DIRECTIONS
Which lines of the material below contain the string "Megha"? Gather every one of them, treating uppercase and lowercase as different.

%%

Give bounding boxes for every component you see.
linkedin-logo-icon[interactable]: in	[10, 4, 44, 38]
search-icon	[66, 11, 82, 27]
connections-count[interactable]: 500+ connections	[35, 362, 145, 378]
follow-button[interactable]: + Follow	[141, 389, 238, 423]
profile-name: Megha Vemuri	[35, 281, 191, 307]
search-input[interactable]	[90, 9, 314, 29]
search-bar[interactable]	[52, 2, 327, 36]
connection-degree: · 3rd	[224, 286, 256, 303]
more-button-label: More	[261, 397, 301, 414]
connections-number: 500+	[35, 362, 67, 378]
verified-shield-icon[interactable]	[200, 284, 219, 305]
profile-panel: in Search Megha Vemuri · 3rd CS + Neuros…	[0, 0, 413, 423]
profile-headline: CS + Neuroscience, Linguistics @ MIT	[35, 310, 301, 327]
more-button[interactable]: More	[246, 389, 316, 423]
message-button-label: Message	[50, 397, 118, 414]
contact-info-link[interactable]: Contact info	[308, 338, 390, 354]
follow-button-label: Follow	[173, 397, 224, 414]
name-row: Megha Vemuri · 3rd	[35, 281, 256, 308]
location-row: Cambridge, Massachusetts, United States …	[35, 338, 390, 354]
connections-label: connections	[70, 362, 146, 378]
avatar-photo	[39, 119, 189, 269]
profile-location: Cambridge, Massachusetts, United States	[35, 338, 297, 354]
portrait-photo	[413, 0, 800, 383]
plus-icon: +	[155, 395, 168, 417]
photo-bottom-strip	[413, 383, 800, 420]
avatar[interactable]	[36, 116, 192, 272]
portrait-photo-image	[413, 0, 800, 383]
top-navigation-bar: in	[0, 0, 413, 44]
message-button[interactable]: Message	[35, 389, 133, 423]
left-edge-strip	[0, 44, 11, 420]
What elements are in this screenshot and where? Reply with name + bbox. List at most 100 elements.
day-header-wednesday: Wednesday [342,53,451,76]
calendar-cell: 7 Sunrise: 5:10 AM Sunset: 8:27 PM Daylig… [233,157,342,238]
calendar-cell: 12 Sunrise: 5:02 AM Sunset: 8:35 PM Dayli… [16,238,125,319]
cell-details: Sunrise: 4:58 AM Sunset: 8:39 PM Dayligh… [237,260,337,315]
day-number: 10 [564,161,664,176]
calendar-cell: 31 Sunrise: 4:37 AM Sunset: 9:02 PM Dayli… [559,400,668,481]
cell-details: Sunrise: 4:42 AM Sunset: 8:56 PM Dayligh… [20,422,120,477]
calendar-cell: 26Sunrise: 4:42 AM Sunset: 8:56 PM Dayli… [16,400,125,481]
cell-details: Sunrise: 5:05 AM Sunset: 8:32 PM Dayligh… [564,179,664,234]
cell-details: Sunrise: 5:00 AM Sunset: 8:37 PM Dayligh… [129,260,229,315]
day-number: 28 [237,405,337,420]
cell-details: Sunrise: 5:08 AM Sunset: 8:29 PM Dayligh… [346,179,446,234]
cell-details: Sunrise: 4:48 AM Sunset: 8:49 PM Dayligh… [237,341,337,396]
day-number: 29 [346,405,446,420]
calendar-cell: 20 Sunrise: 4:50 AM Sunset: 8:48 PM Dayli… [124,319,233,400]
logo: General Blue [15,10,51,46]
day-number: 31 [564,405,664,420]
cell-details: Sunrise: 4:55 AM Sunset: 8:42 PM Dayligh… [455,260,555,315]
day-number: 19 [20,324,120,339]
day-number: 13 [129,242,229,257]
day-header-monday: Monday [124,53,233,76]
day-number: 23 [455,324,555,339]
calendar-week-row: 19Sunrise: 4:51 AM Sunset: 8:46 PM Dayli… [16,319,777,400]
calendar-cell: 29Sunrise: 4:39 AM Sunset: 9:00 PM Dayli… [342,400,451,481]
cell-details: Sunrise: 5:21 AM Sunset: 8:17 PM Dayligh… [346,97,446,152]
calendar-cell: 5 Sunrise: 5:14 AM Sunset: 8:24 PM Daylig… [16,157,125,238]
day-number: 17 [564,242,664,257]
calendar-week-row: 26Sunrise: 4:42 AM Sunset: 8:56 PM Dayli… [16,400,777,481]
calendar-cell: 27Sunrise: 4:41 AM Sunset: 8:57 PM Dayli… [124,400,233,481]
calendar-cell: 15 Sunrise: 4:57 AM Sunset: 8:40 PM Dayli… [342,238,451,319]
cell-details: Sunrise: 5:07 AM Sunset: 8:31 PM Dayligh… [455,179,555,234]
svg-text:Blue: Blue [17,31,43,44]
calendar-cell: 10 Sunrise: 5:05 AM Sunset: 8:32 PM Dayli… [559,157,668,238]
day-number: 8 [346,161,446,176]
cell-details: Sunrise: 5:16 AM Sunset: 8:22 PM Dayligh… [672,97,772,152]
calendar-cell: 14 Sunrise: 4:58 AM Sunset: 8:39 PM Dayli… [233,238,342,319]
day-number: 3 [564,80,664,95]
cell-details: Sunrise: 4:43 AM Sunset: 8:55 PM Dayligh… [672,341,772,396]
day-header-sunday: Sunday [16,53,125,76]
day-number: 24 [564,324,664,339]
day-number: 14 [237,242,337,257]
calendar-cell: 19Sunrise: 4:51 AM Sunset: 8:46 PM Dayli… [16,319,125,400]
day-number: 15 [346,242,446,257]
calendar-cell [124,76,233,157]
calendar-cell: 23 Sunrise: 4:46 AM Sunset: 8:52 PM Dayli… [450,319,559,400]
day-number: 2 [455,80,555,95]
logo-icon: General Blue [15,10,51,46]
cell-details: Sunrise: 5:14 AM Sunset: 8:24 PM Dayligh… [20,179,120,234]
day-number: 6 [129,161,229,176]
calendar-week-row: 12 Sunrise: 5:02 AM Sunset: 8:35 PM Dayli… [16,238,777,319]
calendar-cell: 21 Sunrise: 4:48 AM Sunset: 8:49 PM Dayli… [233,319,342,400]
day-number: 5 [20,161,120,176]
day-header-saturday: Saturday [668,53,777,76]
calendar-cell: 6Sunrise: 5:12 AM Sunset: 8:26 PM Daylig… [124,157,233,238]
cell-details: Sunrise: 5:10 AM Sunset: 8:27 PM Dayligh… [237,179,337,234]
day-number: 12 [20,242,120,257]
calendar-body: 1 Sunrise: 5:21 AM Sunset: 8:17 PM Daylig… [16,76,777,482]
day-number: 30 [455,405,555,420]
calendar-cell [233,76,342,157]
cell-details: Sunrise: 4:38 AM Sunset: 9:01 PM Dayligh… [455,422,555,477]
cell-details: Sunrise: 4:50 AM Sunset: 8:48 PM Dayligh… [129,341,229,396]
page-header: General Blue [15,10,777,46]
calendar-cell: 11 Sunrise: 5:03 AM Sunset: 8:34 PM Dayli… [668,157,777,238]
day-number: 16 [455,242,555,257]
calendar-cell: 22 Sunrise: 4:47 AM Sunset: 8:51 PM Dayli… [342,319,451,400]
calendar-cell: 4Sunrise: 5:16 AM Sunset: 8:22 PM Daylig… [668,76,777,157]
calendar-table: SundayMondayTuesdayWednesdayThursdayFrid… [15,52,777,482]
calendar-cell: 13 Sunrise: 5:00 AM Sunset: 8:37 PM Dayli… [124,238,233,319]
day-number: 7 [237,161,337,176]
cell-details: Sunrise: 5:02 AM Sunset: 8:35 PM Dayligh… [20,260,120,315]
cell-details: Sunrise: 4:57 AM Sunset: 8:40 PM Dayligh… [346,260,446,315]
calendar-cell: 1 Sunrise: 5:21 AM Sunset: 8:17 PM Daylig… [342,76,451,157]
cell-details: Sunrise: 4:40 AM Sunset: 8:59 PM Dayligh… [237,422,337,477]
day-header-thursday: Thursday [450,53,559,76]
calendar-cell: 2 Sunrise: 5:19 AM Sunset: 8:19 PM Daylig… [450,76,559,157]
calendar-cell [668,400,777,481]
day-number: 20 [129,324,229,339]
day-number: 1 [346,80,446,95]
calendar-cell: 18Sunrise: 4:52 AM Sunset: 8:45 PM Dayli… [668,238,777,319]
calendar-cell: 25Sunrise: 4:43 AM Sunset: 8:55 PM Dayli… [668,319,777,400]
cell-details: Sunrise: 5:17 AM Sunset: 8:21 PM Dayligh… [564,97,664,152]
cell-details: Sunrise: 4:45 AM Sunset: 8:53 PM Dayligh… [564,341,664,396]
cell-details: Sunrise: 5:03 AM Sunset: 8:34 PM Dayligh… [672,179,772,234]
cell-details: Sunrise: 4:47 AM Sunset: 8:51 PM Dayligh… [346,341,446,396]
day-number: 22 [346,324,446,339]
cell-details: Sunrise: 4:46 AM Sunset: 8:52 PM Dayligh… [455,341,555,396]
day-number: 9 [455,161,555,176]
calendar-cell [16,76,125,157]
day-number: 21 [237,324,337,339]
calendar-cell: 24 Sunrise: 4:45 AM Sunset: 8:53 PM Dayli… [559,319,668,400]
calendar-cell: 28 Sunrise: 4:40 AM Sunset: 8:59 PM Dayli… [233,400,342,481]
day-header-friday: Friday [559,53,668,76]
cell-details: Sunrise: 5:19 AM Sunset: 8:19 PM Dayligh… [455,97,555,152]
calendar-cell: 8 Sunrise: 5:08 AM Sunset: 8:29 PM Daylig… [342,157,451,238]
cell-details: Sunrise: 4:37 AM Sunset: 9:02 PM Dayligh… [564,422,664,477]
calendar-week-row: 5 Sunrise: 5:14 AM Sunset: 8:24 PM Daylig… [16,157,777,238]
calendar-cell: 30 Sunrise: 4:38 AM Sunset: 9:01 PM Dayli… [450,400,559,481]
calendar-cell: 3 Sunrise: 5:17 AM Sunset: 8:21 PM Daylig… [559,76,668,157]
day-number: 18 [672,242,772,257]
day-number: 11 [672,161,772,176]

%%

ANSWER TO THIS EXERCISE
profile-name: Megha Vemuri	[35, 281, 191, 307]
profile-panel: in Search Megha Vemuri · 3rd CS + Neuros…	[0, 0, 413, 423]
name-row: Megha Vemuri · 3rd	[35, 281, 256, 308]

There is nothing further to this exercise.